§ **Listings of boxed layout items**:
[START]
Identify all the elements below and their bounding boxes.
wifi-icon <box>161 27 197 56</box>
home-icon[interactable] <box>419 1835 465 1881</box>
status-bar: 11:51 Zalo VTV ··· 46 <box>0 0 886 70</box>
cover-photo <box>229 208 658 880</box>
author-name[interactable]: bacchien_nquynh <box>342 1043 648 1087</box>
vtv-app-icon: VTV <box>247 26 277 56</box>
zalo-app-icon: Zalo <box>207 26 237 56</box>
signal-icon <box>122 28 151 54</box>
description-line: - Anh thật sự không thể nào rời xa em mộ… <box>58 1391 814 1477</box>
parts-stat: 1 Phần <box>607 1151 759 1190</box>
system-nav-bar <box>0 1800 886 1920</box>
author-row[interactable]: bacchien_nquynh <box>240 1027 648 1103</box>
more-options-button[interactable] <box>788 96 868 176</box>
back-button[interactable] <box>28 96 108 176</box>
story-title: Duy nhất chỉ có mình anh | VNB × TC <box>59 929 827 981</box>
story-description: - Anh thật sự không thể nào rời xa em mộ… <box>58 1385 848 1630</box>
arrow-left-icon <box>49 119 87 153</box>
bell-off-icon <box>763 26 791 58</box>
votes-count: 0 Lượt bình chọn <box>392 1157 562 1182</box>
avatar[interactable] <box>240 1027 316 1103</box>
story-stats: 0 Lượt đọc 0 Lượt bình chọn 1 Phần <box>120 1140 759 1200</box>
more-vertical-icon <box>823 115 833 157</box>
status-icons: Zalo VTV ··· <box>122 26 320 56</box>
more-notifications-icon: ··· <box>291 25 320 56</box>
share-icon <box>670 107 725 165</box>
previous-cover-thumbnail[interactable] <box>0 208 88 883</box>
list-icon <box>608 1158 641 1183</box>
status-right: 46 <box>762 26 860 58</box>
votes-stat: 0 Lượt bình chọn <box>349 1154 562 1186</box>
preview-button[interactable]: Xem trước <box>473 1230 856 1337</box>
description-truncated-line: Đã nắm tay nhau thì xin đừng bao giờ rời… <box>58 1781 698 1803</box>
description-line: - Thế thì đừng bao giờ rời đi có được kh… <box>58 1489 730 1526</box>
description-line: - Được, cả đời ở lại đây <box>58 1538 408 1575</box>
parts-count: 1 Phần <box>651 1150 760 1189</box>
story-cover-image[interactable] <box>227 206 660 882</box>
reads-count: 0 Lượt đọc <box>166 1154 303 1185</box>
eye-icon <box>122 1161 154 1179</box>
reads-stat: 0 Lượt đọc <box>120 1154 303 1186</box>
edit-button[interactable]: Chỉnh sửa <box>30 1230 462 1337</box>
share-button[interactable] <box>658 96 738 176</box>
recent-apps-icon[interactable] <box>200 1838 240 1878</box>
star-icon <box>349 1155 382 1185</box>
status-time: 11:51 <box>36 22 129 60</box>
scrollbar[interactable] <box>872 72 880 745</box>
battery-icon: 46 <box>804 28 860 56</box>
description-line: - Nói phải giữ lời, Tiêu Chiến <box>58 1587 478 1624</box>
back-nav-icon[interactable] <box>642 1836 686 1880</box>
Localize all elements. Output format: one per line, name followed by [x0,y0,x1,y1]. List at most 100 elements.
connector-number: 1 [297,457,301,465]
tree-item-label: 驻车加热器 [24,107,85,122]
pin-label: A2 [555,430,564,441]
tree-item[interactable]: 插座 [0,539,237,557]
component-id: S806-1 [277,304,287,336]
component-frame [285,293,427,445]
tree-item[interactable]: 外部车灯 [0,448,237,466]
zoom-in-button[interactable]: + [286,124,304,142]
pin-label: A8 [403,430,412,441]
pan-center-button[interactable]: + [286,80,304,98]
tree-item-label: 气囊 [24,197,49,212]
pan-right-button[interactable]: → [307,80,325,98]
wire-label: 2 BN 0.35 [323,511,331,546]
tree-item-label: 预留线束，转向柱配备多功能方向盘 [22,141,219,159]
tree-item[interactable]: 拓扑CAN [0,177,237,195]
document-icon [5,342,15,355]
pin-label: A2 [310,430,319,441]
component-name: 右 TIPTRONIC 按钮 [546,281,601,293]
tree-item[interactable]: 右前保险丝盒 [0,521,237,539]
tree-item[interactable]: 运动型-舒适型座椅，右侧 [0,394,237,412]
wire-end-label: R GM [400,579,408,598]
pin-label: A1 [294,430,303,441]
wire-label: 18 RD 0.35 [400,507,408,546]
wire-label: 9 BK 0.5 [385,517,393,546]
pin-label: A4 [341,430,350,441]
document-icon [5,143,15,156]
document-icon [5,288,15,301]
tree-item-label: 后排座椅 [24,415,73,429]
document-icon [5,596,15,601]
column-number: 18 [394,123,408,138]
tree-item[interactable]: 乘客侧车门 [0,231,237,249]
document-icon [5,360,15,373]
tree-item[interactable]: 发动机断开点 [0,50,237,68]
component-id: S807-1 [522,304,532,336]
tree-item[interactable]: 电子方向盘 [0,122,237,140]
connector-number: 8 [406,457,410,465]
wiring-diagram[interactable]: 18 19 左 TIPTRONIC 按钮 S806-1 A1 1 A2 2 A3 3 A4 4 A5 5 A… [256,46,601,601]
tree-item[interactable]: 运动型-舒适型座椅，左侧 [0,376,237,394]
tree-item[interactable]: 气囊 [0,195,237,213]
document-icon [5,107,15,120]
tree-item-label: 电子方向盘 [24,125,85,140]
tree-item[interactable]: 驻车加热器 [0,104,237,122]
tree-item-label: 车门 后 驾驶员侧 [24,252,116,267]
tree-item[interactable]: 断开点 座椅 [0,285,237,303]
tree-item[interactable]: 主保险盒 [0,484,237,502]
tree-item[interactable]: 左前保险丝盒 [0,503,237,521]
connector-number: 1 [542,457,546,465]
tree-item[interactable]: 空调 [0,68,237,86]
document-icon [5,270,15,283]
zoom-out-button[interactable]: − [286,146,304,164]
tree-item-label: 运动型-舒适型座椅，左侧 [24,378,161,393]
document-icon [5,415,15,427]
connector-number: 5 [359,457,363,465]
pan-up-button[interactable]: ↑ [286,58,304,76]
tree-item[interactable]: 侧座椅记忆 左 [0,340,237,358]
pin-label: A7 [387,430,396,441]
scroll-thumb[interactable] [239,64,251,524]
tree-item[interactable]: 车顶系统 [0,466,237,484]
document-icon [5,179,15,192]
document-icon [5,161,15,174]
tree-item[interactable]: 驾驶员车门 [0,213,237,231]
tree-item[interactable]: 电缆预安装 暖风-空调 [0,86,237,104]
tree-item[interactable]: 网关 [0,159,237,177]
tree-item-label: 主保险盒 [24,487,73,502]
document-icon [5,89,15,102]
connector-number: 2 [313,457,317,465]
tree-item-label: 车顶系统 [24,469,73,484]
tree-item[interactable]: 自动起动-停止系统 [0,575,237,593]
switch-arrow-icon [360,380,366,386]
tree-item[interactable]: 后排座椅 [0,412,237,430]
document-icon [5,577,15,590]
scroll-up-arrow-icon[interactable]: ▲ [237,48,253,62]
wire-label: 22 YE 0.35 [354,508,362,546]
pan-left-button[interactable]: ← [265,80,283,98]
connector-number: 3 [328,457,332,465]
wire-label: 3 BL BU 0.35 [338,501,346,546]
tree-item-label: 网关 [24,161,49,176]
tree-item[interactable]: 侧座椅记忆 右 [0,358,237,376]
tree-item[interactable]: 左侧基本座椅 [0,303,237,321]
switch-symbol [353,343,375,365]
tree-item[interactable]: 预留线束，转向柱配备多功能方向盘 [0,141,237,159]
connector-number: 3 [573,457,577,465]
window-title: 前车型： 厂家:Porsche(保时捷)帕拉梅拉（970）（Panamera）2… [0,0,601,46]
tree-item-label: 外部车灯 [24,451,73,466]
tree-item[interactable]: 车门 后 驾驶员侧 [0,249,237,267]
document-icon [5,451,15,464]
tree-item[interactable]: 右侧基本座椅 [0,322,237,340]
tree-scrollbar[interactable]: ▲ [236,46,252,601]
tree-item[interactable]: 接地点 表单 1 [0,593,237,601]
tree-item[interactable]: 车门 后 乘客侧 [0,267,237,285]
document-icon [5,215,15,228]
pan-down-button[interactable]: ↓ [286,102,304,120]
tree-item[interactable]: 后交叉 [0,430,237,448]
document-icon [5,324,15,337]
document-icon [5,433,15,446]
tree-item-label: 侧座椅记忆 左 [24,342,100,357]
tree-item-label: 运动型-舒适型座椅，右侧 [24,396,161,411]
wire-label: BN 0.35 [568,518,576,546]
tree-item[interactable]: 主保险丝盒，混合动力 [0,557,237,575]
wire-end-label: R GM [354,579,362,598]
[END]
§ **Objective**: Quote, word for word, every line from the start of the records through the line that contains "zalo-app-icon: Zalo <box>207 26 237 56</box>", including that line.

§ **Solution to this task**:
Identify all the elements below and their bounding boxes.
wifi-icon <box>161 27 197 56</box>
home-icon[interactable] <box>419 1835 465 1881</box>
status-bar: 11:51 Zalo VTV ··· 46 <box>0 0 886 70</box>
cover-photo <box>229 208 658 880</box>
author-name[interactable]: bacchien_nquynh <box>342 1043 648 1087</box>
vtv-app-icon: VTV <box>247 26 277 56</box>
zalo-app-icon: Zalo <box>207 26 237 56</box>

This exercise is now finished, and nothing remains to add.